### Direction
Locate the string "JSON" in the listing below. Copy every line where it is found.

### Stored data
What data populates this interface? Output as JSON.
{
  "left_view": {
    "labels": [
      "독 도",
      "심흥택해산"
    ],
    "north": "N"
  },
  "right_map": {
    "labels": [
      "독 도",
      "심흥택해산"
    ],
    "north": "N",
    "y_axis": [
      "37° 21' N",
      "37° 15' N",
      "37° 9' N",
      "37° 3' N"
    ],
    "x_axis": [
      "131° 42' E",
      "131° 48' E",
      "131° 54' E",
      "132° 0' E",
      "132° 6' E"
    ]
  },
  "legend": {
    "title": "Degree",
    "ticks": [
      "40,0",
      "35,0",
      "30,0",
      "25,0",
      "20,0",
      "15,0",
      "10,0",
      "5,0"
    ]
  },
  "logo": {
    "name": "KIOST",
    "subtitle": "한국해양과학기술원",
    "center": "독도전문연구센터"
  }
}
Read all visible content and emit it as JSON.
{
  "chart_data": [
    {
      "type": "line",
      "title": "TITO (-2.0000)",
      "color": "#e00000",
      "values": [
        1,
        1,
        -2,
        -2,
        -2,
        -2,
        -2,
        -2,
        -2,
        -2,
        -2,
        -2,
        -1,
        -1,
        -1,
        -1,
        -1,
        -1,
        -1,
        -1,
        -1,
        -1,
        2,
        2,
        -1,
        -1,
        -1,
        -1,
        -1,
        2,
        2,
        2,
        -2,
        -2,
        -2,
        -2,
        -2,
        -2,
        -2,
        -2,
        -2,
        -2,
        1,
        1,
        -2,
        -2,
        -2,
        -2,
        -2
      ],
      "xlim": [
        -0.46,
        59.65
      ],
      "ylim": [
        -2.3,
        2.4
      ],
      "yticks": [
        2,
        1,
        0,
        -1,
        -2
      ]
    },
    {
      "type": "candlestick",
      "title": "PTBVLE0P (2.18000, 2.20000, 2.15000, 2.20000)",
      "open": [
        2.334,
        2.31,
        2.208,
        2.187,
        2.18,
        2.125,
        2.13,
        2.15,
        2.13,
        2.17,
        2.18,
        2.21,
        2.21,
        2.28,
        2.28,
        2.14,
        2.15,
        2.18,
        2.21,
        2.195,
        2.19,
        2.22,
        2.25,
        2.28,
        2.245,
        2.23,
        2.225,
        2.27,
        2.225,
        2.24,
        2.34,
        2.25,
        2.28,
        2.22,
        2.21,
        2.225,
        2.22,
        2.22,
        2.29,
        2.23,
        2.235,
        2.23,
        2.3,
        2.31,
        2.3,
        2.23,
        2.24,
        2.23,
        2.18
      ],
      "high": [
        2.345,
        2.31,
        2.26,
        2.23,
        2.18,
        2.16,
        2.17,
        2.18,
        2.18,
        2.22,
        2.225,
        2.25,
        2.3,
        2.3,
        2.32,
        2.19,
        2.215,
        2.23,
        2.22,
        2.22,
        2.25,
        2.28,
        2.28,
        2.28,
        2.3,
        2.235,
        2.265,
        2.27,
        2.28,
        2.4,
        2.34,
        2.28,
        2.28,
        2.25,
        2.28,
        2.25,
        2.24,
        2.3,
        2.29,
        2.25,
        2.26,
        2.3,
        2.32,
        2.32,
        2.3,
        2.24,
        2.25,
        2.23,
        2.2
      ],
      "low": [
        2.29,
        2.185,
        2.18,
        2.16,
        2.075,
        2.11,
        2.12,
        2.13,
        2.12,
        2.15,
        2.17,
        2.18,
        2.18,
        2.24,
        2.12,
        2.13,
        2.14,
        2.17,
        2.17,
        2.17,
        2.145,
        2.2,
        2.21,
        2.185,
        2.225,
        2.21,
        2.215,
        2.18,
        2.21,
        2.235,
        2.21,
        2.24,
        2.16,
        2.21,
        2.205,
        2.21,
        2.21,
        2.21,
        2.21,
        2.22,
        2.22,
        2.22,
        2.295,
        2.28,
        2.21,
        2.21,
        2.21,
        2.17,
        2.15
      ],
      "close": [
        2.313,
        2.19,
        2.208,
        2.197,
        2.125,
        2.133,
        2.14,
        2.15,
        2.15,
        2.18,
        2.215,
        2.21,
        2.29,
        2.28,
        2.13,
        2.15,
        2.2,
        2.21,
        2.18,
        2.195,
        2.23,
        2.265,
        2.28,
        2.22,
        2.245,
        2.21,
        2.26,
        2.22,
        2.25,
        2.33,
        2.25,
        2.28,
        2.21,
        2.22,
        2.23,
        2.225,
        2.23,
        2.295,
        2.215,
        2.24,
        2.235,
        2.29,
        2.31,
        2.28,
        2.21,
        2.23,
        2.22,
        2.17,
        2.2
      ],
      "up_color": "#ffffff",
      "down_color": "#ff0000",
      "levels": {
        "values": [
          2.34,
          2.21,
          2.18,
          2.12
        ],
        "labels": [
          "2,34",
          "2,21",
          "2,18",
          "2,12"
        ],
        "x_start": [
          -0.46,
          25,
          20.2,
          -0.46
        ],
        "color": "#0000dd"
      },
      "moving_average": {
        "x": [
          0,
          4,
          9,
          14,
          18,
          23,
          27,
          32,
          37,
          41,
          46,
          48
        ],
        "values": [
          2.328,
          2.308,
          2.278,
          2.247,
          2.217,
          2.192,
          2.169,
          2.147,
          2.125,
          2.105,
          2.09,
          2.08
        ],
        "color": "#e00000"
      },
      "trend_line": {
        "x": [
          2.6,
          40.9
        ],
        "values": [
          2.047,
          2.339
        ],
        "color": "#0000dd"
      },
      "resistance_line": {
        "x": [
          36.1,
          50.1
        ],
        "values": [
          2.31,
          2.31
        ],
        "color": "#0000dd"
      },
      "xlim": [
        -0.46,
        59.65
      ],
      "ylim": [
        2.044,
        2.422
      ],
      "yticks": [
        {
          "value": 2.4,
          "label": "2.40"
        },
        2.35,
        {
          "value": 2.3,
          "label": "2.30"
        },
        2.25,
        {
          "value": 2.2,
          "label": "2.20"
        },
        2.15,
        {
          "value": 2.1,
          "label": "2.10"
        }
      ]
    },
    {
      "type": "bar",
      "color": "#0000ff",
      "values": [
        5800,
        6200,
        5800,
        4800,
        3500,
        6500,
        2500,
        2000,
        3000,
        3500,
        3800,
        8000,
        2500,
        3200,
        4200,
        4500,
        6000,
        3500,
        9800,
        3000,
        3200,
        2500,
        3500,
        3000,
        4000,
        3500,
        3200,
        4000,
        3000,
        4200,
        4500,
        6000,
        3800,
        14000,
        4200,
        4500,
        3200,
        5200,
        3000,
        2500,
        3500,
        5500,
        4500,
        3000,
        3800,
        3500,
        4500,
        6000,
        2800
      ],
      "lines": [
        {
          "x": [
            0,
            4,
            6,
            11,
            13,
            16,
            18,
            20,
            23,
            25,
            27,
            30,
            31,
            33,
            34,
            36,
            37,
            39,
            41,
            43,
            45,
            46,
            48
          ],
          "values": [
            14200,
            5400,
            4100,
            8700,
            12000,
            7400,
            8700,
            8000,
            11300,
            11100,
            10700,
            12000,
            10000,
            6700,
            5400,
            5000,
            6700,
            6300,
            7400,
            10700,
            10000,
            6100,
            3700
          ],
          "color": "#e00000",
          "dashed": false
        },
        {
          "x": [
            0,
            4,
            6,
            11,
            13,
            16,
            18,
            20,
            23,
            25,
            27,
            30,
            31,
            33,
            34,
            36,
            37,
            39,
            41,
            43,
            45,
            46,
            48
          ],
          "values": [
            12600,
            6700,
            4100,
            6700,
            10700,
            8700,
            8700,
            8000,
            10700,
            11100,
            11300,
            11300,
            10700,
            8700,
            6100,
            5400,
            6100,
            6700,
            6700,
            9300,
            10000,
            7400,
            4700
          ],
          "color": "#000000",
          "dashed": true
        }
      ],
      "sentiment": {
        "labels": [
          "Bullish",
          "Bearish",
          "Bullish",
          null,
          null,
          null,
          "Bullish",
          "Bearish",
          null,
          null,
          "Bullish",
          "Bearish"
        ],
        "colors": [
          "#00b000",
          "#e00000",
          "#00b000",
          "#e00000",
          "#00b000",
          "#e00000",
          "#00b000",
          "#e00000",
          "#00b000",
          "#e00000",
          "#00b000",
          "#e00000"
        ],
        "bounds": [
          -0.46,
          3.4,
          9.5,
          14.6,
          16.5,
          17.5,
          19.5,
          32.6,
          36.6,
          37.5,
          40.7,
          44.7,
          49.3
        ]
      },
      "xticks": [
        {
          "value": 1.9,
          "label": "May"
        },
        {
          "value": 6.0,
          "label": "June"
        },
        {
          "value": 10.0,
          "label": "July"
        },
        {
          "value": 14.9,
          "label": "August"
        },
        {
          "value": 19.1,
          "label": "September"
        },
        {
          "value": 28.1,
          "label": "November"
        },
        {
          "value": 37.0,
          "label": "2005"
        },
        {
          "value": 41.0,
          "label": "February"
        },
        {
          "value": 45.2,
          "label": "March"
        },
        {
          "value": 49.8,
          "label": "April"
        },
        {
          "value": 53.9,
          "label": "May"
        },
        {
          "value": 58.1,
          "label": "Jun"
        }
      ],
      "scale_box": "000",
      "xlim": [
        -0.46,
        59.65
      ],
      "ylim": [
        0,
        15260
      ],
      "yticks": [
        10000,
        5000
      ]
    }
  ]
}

### Task solution
What data populates this interface? Output as JSON.
Read all visible content and emit it as JSON.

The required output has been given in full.